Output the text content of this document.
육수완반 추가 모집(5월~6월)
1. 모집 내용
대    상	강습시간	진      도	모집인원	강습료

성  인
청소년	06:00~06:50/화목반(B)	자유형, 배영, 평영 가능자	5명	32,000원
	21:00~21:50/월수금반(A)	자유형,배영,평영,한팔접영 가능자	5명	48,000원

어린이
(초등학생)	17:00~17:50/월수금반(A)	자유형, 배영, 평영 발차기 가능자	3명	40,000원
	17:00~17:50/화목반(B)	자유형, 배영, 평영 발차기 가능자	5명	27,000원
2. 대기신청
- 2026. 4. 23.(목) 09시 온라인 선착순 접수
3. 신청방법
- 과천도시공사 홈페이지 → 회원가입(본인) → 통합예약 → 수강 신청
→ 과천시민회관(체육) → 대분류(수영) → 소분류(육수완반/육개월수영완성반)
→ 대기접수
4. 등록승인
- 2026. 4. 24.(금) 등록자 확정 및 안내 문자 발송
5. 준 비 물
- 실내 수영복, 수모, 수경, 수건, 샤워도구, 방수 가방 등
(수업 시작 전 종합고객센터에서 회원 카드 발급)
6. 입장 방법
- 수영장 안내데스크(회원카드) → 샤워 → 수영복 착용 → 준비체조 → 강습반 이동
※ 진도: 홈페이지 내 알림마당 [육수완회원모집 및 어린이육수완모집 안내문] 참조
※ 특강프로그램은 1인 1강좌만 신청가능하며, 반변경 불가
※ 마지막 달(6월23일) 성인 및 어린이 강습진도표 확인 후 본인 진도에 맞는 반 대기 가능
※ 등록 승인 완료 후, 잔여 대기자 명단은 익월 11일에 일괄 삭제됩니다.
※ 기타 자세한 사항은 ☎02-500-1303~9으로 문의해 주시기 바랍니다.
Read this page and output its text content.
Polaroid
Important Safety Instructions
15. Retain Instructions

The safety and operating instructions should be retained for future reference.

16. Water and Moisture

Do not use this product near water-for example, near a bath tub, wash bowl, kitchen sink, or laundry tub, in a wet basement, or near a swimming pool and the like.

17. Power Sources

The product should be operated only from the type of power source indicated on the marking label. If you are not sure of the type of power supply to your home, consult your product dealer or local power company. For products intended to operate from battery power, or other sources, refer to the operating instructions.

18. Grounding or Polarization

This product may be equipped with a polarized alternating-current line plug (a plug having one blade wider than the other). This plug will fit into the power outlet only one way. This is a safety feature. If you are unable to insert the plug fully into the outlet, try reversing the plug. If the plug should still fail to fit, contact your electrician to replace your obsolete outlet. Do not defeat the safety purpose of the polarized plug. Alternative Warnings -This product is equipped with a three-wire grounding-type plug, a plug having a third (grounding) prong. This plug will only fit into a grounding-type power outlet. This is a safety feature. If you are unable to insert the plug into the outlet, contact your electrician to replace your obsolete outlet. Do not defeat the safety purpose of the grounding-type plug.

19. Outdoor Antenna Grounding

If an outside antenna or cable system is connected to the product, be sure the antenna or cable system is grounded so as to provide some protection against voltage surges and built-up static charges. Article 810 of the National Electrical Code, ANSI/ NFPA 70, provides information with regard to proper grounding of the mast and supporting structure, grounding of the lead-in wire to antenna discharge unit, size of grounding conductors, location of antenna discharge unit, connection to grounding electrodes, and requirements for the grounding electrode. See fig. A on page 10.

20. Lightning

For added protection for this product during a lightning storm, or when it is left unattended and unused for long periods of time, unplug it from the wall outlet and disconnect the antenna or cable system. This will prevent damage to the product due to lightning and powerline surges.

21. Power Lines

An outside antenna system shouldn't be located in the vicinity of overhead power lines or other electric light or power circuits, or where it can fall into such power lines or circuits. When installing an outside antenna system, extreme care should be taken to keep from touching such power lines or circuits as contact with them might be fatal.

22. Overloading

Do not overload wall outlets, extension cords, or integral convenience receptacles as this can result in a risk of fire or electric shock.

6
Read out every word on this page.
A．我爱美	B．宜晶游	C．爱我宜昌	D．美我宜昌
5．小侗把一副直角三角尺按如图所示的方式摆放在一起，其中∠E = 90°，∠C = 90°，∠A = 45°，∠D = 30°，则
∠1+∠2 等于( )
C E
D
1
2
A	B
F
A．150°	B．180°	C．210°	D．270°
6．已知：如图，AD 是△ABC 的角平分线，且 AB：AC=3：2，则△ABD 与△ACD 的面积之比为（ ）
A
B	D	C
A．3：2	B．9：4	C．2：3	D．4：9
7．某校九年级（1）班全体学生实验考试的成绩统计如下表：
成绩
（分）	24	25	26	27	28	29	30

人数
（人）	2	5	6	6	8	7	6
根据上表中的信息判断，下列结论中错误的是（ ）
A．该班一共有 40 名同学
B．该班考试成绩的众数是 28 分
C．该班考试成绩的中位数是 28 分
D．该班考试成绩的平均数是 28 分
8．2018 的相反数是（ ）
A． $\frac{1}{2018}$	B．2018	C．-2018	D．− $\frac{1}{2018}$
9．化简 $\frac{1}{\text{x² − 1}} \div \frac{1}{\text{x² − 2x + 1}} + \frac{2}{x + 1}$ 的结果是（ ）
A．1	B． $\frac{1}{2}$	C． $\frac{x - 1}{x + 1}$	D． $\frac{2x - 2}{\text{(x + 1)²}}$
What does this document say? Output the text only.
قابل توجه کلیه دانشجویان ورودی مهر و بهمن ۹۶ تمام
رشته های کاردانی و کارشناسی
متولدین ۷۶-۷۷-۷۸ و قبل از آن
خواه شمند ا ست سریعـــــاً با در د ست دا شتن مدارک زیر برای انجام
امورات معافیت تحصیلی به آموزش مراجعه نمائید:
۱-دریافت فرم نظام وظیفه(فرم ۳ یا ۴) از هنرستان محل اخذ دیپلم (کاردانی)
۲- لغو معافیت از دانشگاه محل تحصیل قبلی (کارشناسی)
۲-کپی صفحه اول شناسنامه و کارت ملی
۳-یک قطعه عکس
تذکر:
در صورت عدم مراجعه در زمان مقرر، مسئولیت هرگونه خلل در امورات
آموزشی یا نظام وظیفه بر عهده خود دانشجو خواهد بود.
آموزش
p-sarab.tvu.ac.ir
------------------------------------------------------------
> [Goal]: Go through the material above line by line and copy it exactly.

> [Answer in full]:
Output the text content of this document.
육수완반 추가 모집(5월~6월)
1. 모집 내용
대    상	강습시간	진      도	모집인원	강습료

성  인
청소년	06:00~06:50/화목반(B)	자유형, 배영, 평영 가능자	5명	32,000원
	21:00~21:50/월수금반(A)	자유형,배영,평영,한팔접영 가능자	5명	48,000원

어린이
(초등학생)	17:00~17:50/월수금반(A)	자유형, 배영, 평영 발차기 가능자	3명	40,000원
	17:00~17:50/화목반(B)	자유형, 배영, 평영 발차기 가능자	5명	27,000원
2. 대기신청
- 2026. 4. 23.(목) 09시 온라인 선착순 접수
3. 신청방법
- 과천도시공사 홈페이지 → 회원가입(본인) → 통합예약 → 수강 신청
→ 과천시민회관(체육) → 대분류(수영) → 소분류(육수완반/육개월수영완성반)
→ 대기접수
4. 등록승인
- 2026. 4. 24.(금) 등록자 확정 및 안내 문자 발송
5. 준 비 물
- 실내 수영복, 수모, 수경, 수건, 샤워도구, 방수 가방 등
(수업 시작 전 종합고객센터에서 회원 카드 발급)
6. 입장 방법
- 수영장 안내데스크(회원카드) → 샤워 → 수영복 착용 → 준비체조 → 강습반 이동
※ 진도: 홈페이지 내 알림마당 [육수완회원모집 및 어린이육수완모집 안내문] 참조
※ 특강프로그램은 1인 1강좌만 신청가능하며, 반변경 불가
※ 마지막 달(6월23일) 성인 및 어린이 강습진도표 확인 후 본인 진도에 맞는 반 대기 가능
※ 등록 승인 완료 후, 잔여 대기자 명단은 익월 11일에 일괄 삭제됩니다.
※ 기타 자세한 사항은 ☎02-500-1303~9으로 문의해 주시기 바랍니다.
Read this page and output its text content.
Polaroid
Important Safety Instructions
15. Retain Instructions

The safety and operating instructions should be retained for future reference.

16. Water and Moisture

Do not use this product near water-for example, near a bath tub, wash bowl, kitchen sink, or laundry tub, in a wet basement, or near a swimming pool and the like.

17. Power Sources

The product should be operated only from the type of power source indicated on the marking label. If you are not sure of the type of power supply to your home, consult your product dealer or local power company. For products intended to operate from battery power, or other sources, refer to the operating instructions.

18. Grounding or Polarization

This product may be equipped with a polarized alternating-current line plug (a plug having one blade wider than the other). This plug will fit into the power outlet only one way. This is a safety feature. If you are unable to insert the plug fully into the outlet, try reversing the plug. If the plug should still fail to fit, contact your electrician to replace your obsolete outlet. Do not defeat the safety purpose of the polarized plug. Alternative Warnings -This product is equipped with a three-wire grounding-type plug, a plug having a third (grounding) prong. This plug will only fit into a grounding-type power outlet. This is a safety feature. If you are unable to insert the plug into the outlet, contact your electrician to replace your obsolete outlet. Do not defeat the safety purpose of the grounding-type plug.

19. Outdoor Antenna Grounding

If an outside antenna or cable system is connected to the product, be sure the antenna or cable system is grounded so as to provide some protection against voltage surges and built-up static charges. Article 810 of the National Electrical Code, ANSI/ NFPA 70, provides information with regard to proper grounding of the mast and supporting structure, grounding of the lead-in wire to antenna discharge unit, size of grounding conductors, location of antenna discharge unit, connection to grounding electrodes, and requirements for the grounding electrode. See fig. A on page 10.

20. Lightning

For added protection for this product during a lightning storm, or when it is left unattended and unused for long periods of time, unplug it from the wall outlet and disconnect the antenna or cable system. This will prevent damage to the product due to lightning and powerline surges.

21. Power Lines

An outside antenna system shouldn't be located in the vicinity of overhead power lines or other electric light or power circuits, or where it can fall into such power lines or circuits. When installing an outside antenna system, extreme care should be taken to keep from touching such power lines or circuits as contact with them might be fatal.

22. Overloading

Do not overload wall outlets, extension cords, or integral convenience receptacles as this can result in a risk of fire or electric shock.

6
Read out every word on this page.
A．我爱美	B．宜晶游	C．爱我宜昌	D．美我宜昌
5．小侗把一副直角三角尺按如图所示的方式摆放在一起，其中∠E = 90°，∠C = 90°，∠A = 45°，∠D = 30°，则
∠1+∠2 等于( )
C E
D
1
2
A	B
F
A．150°	B．180°	C．210°	D．270°
6．已知：如图，AD 是△ABC 的角平分线，且 AB：AC=3：2，则△ABD 与△ACD 的面积之比为（ ）
A
B	D	C
A．3：2	B．9：4	C．2：3	D．4：9
7．某校九年级（1）班全体学生实验考试的成绩统计如下表：
成绩
（分）	24	25	26	27	28	29	30

人数
（人）	2	5	6	6	8	7	6
根据上表中的信息判断，下列结论中错误的是（ ）
A．该班一共有 40 名同学
B．该班考试成绩的众数是 28 分
C．该班考试成绩的中位数是 28 分
D．该班考试成绩的平均数是 28 分
8．2018 的相反数是（ ）
A． $\frac{1}{2018}$	B．2018	C．-2018	D．− $\frac{1}{2018}$
9．化简 $\frac{1}{\text{x² − 1}} \div \frac{1}{\text{x² − 2x + 1}} + \frac{2}{x + 1}$ 的结果是（ ）
A．1	B． $\frac{1}{2}$	C． $\frac{x - 1}{x + 1}$	D． $\frac{2x - 2}{\text{(x + 1)²}}$
What does this document say? Output the text only.
قابل توجه کلیه دانشجویان ورودی مهر و بهمن ۹۶ تمام
رشته های کاردانی و کارشناسی
متولدین ۷۶-۷۷-۷۸ و قبل از آن
خواه شمند ا ست سریعـــــاً با در د ست دا شتن مدارک زیر برای انجام
امورات معافیت تحصیلی به آموزش مراجعه نمائید:
۱-دریافت فرم نظام وظیفه(فرم ۳ یا ۴) از هنرستان محل اخذ دیپلم (کاردانی)
۲- لغو معافیت از دانشگاه محل تحصیل قبلی (کارشناسی)
۲-کپی صفحه اول شناسنامه و کارت ملی
۳-یک قطعه عکس
تذکر:
در صورت عدم مراجعه در زمان مقرر، مسئولیت هرگونه خلل در امورات
آموزشی یا نظام وظیفه بر عهده خود دانشجو خواهد بود.
آموزش
p-sarab.tvu.ac.ir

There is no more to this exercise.